Skip to content

DASarria/regression-ai-infrastructure

Repository files navigation

Stellar Luminosity Regression: From First Principles

Introduction and Motivation

Astronomy is a data-driven science in which relationships between physical quantities are inferred and validated through observation. Classical examples include the relationships between stellar mass, temperature, radius, and luminosity. In this homework, you will implement linear regression and polynomial regression from first principles, without using machine-learning libraries.

Rather than calling pre-built fitting routines, you will explicitly define the hypothesis function, the loss function, and the optimization algorithm. The astronomical problem studied here is a simplified stellar luminosity modeling task, inspired by main-sequence behavior: luminosity grows rapidly with mass, and additional properties can introduce nonlinear and interaction effects.

Motivation for Cloud Execution and Enterprise Context

This homework is part of a four-week Machine Learning Bootcamp embedded in a course on Digital Transformation and Enterprise Architecture. In this context, machine learning is treated as a core architectural capability of modern enterprise systems.

Today, intelligence is increasingly considered a first-class quality attribute alongside scalability, availability, security, and performance. Intelligent behavior is no longer confined to offline analytics; it is embedded into platforms, decision-support services, and autonomous or semi-autonomous components.

As enterprise architects, it is not sufficient to understand what models do. We must also understand how they are built from first principles, executed and validated in controlled environments, and operated within cloud platforms.

General Rules and Delivery Requirements

  1. Deliver all work in a single GitHub repository.
  2. The repository must contain two Jupyter notebooks and one README.md.
  3. All code must be written inside the notebooks.
  4. All datasets must be defined directly in the notebooks (as hard-coded NumPy arrays).
  5. Allowed libraries: Python, NumPy, Matplotlib (inline plots only).
::::::::::
• **Stated task**
Transcribe everything from "General Rules and" down to "inside the notebooks." in the stellar luminosity regression page above.

• **Given data**
::::::::::
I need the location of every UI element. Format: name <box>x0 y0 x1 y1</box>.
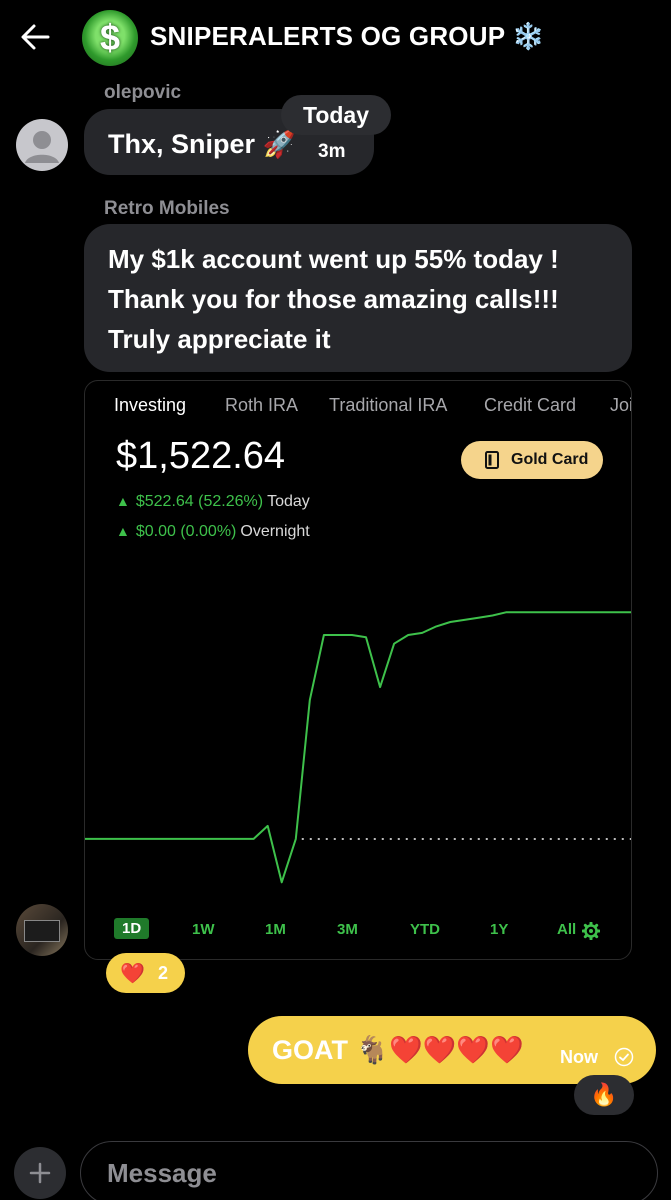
::::::::::
• **Task result**
General Rules and Delivery Requirements

  1. Deliver all work in a single GitHub repository.
  2. The repository must contain two Jupyter notebooks and one README.md.
  3. All code must be written inside the notebooks.